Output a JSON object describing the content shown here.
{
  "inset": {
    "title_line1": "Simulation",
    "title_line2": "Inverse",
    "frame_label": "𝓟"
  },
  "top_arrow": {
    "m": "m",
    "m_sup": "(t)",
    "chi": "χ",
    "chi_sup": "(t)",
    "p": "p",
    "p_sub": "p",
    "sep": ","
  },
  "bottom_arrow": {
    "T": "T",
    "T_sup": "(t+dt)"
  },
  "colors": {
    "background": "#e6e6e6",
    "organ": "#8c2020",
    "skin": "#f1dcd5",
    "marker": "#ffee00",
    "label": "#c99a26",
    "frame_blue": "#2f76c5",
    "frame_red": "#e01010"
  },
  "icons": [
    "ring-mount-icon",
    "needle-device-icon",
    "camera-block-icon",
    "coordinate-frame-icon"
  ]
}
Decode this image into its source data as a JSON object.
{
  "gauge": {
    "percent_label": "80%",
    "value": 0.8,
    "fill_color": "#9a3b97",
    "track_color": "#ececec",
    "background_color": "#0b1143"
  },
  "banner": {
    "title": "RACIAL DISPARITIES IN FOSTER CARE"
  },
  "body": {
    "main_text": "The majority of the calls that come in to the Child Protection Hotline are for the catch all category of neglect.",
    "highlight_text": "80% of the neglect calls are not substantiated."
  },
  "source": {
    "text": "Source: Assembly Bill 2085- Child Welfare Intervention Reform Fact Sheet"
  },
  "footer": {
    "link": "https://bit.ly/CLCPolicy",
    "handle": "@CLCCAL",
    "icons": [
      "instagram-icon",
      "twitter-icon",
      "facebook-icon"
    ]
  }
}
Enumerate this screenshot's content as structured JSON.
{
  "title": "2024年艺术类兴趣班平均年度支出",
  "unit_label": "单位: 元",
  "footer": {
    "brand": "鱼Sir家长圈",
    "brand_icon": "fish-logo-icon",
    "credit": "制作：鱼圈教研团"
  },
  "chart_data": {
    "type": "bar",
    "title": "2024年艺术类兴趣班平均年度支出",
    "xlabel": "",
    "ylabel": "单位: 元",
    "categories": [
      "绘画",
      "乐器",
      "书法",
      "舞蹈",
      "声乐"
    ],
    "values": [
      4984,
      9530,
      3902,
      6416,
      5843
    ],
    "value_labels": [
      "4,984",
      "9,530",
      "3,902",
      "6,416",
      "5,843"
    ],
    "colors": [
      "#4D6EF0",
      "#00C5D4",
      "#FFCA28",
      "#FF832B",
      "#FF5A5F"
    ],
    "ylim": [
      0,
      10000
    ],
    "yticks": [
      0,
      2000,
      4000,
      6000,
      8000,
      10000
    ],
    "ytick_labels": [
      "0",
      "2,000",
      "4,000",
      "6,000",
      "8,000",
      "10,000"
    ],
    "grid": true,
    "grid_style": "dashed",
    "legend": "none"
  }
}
· · ·
Repeat all of the entries exactly.

Output a JSON object describing the content shown here.
{
  "inset": {
    "title_line1": "Simulation",
    "title_line2": "Inverse",
    "frame_label": "𝓟"
  },
  "top_arrow": {
    "m": "m",
    "m_sup": "(t)",
    "chi": "χ",
    "chi_sup": "(t)",
    "p": "p",
    "p_sub": "p",
    "sep": ","
  },
  "bottom_arrow": {
    "T": "T",
    "T_sup": "(t+dt)"
  },
  "colors": {
    "background": "#e6e6e6",
    "organ": "#8c2020",
    "skin": "#f1dcd5",
    "marker": "#ffee00",
    "label": "#c99a26",
    "frame_blue": "#2f76c5",
    "frame_red": "#e01010"
  },
  "icons": [
    "ring-mount-icon",
    "needle-device-icon",
    "camera-block-icon",
    "coordinate-frame-icon"
  ]
}
Decode this image into its source data as a JSON object.
{
  "gauge": {
    "percent_label": "80%",
    "value": 0.8,
    "fill_color": "#9a3b97",
    "track_color": "#ececec",
    "background_color": "#0b1143"
  },
  "banner": {
    "title": "RACIAL DISPARITIES IN FOSTER CARE"
  },
  "body": {
    "main_text": "The majority of the calls that come in to the Child Protection Hotline are for the catch all category of neglect.",
    "highlight_text": "80% of the neglect calls are not substantiated."
  },
  "source": {
    "text": "Source: Assembly Bill 2085- Child Welfare Intervention Reform Fact Sheet"
  },
  "footer": {
    "link": "https://bit.ly/CLCPolicy",
    "handle": "@CLCCAL",
    "icons": [
      "instagram-icon",
      "twitter-icon",
      "facebook-icon"
    ]
  }
}
Enumerate this screenshot's content as structured JSON.
{
  "title": "2024年艺术类兴趣班平均年度支出",
  "unit_label": "单位: 元",
  "footer": {
    "brand": "鱼Sir家长圈",
    "brand_icon": "fish-logo-icon",
    "credit": "制作：鱼圈教研团"
  },
  "chart_data": {
    "type": "bar",
    "title": "2024年艺术类兴趣班平均年度支出",
    "xlabel": "",
    "ylabel": "单位: 元",
    "categories": [
      "绘画",
      "乐器",
      "书法",
      "舞蹈",
      "声乐"
    ],
    "values": [
      4984,
      9530,
      3902,
      6416,
      5843
    ],
    "value_labels": [
      "4,984",
      "9,530",
      "3,902",
      "6,416",
      "5,843"
    ],
    "colors": [
      "#4D6EF0",
      "#00C5D4",
      "#FFCA28",
      "#FF832B",
      "#FF5A5F"
    ],
    "ylim": [
      0,
      10000
    ],
    "yticks": [
      0,
      2000,
      4000,
      6000,
      8000,
      10000
    ],
    "ytick_labels": [
      "0",
      "2,000",
      "4,000",
      "6,000",
      "8,000",
      "10,000"
    ],
    "grid": true,
    "grid_style": "dashed",
    "legend": "none"
  }
}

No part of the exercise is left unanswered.